======== Dataset excerpts ========

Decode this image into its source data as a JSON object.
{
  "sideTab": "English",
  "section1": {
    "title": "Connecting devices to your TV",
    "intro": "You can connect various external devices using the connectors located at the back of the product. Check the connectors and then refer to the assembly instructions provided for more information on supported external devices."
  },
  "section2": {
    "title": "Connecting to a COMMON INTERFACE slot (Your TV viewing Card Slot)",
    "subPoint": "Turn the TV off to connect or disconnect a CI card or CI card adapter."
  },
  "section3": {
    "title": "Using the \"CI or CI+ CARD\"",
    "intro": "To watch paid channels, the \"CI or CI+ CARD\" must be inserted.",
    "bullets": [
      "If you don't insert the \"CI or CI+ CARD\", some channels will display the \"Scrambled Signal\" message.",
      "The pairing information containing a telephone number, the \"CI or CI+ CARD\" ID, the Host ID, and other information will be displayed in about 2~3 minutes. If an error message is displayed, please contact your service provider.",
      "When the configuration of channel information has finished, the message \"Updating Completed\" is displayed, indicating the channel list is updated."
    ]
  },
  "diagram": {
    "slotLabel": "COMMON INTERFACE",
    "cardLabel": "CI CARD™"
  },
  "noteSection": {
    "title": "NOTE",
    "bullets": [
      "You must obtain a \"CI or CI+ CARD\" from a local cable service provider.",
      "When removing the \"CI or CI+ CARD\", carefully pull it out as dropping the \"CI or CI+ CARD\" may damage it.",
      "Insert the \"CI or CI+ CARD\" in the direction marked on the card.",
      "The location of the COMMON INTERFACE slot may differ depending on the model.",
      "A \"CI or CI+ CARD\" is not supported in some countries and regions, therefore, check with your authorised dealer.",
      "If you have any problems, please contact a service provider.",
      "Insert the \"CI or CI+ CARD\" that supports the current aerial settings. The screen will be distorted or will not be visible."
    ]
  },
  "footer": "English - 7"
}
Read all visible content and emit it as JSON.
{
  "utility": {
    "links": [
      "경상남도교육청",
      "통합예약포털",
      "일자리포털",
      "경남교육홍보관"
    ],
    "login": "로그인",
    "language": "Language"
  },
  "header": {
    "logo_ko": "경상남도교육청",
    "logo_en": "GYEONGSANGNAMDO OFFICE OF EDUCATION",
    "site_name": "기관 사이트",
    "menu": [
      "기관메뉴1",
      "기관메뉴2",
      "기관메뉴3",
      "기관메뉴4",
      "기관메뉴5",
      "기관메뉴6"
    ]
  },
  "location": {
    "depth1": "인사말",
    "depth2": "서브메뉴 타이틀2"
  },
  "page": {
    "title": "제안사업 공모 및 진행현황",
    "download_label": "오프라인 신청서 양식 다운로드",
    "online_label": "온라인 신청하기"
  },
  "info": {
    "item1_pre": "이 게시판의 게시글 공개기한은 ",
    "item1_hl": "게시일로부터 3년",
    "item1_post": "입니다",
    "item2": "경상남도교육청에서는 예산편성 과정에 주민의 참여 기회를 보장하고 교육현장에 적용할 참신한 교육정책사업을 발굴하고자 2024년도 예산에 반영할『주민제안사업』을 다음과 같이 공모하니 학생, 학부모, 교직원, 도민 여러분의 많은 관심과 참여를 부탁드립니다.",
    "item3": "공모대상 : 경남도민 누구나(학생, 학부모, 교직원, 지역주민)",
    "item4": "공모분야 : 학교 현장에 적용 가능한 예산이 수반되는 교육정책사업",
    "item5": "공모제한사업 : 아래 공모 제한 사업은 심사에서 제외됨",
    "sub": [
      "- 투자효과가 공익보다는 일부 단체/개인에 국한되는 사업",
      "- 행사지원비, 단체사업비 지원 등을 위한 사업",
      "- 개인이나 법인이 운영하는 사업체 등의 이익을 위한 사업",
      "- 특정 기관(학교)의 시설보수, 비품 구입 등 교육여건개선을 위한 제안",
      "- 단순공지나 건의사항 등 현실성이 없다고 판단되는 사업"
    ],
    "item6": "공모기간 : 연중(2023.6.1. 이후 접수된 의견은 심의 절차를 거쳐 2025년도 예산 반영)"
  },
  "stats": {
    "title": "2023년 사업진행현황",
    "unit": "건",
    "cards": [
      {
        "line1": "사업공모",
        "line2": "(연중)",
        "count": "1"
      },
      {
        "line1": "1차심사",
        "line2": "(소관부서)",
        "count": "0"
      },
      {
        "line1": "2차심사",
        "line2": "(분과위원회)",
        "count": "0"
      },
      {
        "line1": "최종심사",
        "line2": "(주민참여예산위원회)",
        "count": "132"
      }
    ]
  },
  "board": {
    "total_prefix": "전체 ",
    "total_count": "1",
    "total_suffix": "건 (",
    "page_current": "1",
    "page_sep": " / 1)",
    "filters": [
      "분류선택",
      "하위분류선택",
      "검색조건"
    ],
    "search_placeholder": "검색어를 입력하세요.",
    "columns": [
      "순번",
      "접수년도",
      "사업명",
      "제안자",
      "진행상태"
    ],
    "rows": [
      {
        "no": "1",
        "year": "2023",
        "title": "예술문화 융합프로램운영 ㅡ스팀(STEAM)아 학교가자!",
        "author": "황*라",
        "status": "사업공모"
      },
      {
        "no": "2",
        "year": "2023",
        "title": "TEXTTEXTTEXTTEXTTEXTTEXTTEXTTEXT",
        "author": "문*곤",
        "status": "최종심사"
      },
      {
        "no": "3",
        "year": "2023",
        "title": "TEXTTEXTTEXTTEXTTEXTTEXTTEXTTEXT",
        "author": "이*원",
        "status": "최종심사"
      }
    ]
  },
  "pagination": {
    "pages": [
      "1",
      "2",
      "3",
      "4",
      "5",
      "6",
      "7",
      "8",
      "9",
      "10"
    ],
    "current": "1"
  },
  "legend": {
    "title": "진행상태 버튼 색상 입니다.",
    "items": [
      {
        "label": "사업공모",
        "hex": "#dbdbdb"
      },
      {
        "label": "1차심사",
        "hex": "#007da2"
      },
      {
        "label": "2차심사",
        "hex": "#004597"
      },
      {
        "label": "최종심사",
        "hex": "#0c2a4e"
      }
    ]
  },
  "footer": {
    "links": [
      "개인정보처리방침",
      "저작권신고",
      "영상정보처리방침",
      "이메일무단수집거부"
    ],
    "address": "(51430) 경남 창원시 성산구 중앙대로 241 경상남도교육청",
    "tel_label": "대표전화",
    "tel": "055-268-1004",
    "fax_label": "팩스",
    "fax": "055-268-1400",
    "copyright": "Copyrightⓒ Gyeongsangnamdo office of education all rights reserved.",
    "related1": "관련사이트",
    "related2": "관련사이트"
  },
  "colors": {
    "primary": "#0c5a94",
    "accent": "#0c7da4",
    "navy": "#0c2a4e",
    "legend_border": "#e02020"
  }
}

========

## Task prompt
Locate the word "some" in the records and collect each line it appears in.

## Result
      "If you don't insert the \"CI or CI+ CARD\", some channels will display the \"Scrambled Signal\" message.",
      "A \"CI or CI+ CARD\" is not supported in some countries and regions, therefore, check with your authorised dealer.",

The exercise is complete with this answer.